▶ THE PROBLEM:
Pictures stay out of the copy; restate everything else in the material exactly.

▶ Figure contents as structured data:
— Begin —

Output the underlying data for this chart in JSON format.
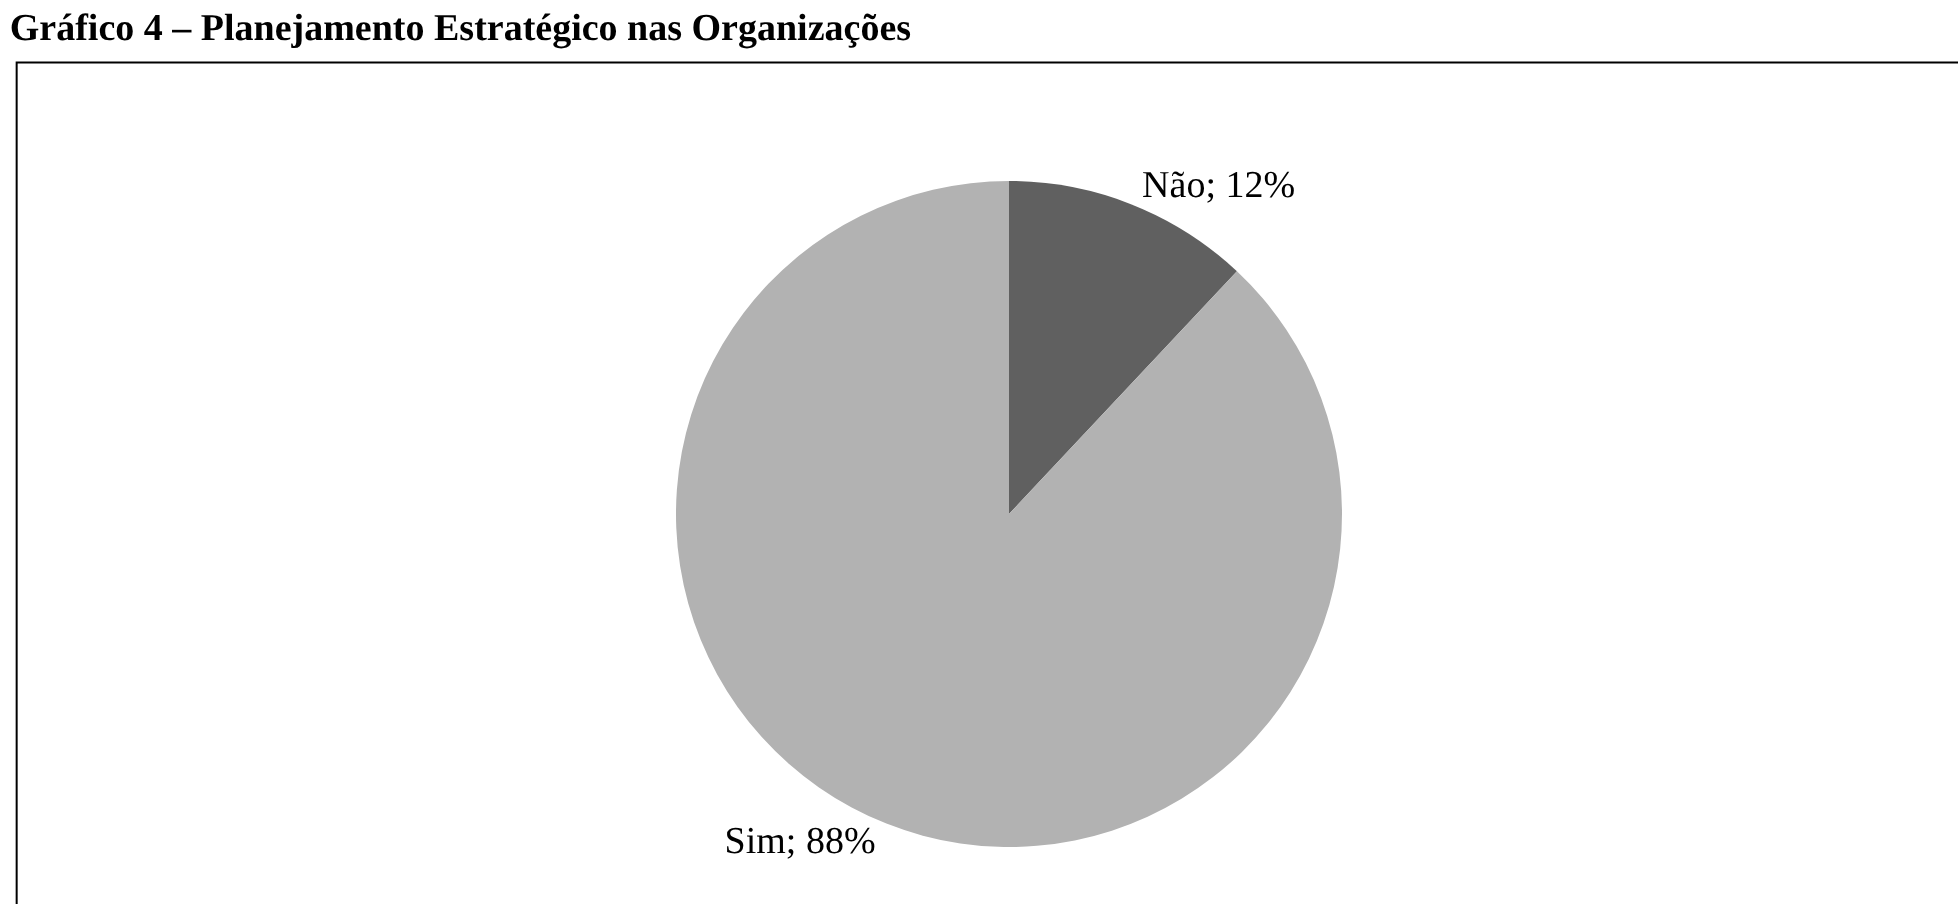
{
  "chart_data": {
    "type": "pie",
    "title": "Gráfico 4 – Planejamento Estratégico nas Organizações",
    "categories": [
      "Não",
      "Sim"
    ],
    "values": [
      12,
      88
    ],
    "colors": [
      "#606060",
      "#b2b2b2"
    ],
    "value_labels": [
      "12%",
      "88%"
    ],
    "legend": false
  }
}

— End —

▶ ANSWER TO THE TASK:
Output the underlying data for this chart in JSON format.
{
  "chart_data": {
    "type": "pie",
    "title": "Gráfico 4 – Planejamento Estratégico nas Organizações",
    "categories": [
      "Não",
      "Sim"
    ],
    "values": [
      12,
      88
    ],
    "colors": [
      "#606060",
      "#b2b2b2"
    ],
    "value_labels": [
      "12%",
      "88%"
    ],
    "legend": false
  }
}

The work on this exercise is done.